Stored data entries
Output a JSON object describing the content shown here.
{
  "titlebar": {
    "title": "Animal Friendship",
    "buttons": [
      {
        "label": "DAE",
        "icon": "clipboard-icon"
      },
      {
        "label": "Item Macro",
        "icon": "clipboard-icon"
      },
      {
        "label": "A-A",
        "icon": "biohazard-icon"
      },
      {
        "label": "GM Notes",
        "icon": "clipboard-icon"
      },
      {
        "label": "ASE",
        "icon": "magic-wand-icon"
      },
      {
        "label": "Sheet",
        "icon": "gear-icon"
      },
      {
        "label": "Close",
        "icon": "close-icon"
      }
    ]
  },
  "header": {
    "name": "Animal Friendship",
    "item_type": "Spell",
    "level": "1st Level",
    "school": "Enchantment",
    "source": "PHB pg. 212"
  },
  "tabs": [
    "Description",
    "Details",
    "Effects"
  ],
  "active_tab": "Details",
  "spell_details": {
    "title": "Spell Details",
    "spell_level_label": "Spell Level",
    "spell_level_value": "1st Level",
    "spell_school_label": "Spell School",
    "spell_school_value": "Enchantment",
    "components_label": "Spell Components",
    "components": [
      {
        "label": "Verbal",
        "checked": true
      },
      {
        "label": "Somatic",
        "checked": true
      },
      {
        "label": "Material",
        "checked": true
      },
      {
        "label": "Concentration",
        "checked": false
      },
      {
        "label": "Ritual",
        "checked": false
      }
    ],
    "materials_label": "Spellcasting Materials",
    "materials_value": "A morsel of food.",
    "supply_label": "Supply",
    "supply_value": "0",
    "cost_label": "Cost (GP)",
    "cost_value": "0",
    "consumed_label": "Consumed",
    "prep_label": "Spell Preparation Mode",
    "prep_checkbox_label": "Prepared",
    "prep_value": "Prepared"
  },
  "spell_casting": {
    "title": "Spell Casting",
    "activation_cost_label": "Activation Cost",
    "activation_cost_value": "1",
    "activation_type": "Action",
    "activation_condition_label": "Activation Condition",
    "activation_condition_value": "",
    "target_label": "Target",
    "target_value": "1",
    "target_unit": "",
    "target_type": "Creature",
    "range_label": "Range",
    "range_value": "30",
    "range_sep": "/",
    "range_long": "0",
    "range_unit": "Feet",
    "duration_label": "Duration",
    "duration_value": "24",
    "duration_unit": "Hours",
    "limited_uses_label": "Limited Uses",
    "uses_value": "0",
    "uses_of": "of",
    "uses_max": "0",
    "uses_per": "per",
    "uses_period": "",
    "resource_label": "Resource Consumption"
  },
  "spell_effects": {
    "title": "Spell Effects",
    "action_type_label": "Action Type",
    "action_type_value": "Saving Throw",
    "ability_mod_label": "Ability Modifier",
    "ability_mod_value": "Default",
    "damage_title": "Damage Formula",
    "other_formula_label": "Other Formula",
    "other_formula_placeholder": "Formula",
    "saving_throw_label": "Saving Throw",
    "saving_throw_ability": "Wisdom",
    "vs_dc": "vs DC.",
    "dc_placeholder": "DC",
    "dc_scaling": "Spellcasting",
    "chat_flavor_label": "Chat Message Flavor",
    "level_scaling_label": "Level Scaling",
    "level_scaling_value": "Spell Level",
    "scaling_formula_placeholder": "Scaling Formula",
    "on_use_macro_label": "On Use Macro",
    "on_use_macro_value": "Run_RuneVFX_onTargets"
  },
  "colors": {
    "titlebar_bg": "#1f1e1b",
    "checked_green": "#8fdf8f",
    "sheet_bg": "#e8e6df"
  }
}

> **The problem**:
Output all of the data again. Match it exactly.

> **Reply**:
Output a JSON object describing the content shown here.
{
  "titlebar": {
    "title": "Animal Friendship",
    "buttons": [
      {
        "label": "DAE",
        "icon": "clipboard-icon"
      },
      {
        "label": "Item Macro",
        "icon": "clipboard-icon"
      },
      {
        "label": "A-A",
        "icon": "biohazard-icon"
      },
      {
        "label": "GM Notes",
        "icon": "clipboard-icon"
      },
      {
        "label": "ASE",
        "icon": "magic-wand-icon"
      },
      {
        "label": "Sheet",
        "icon": "gear-icon"
      },
      {
        "label": "Close",
        "icon": "close-icon"
      }
    ]
  },
  "header": {
    "name": "Animal Friendship",
    "item_type": "Spell",
    "level": "1st Level",
    "school": "Enchantment",
    "source": "PHB pg. 212"
  },
  "tabs": [
    "Description",
    "Details",
    "Effects"
  ],
  "active_tab": "Details",
  "spell_details": {
    "title": "Spell Details",
    "spell_level_label": "Spell Level",
    "spell_level_value": "1st Level",
    "spell_school_label": "Spell School",
    "spell_school_value": "Enchantment",
    "components_label": "Spell Components",
    "components": [
      {
        "label": "Verbal",
        "checked": true
      },
      {
        "label": "Somatic",
        "checked": true
      },
      {
        "label": "Material",
        "checked": true
      },
      {
        "label": "Concentration",
        "checked": false
      },
      {
        "label": "Ritual",
        "checked": false
      }
    ],
    "materials_label": "Spellcasting Materials",
    "materials_value": "A morsel of food.",
    "supply_label": "Supply",
    "supply_value": "0",
    "cost_label": "Cost (GP)",
    "cost_value": "0",
    "consumed_label": "Consumed",
    "prep_label": "Spell Preparation Mode",
    "prep_checkbox_label": "Prepared",
    "prep_value": "Prepared"
  },
  "spell_casting": {
    "title": "Spell Casting",
    "activation_cost_label": "Activation Cost",
    "activation_cost_value": "1",
    "activation_type": "Action",
    "activation_condition_label": "Activation Condition",
    "activation_condition_value": "",
    "target_label": "Target",
    "target_value": "1",
    "target_unit": "",
    "target_type": "Creature",
    "range_label": "Range",
    "range_value": "30",
    "range_sep": "/",
    "range_long": "0",
    "range_unit": "Feet",
    "duration_label": "Duration",
    "duration_value": "24",
    "duration_unit": "Hours",
    "limited_uses_label": "Limited Uses",
    "uses_value": "0",
    "uses_of": "of",
    "uses_max": "0",
    "uses_per": "per",
    "uses_period": "",
    "resource_label": "Resource Consumption"
  },
  "spell_effects": {
    "title": "Spell Effects",
    "action_type_label": "Action Type",
    "action_type_value": "Saving Throw",
    "ability_mod_label": "Ability Modifier",
    "ability_mod_value": "Default",
    "damage_title": "Damage Formula",
    "other_formula_label": "Other Formula",
    "other_formula_placeholder": "Formula",
    "saving_throw_label": "Saving Throw",
    "saving_throw_ability": "Wisdom",
    "vs_dc": "vs DC.",
    "dc_placeholder": "DC",
    "dc_scaling": "Spellcasting",
    "chat_flavor_label": "Chat Message Flavor",
    "level_scaling_label": "Level Scaling",
    "level_scaling_value": "Spell Level",
    "scaling_formula_placeholder": "Scaling Formula",
    "on_use_macro_label": "On Use Macro",
    "on_use_macro_value": "Run_RuneVFX_onTargets"
  },
  "colors": {
    "titlebar_bg": "#1f1e1b",
    "checked_green": "#8fdf8f",
    "sheet_bg": "#e8e6df"
  }
}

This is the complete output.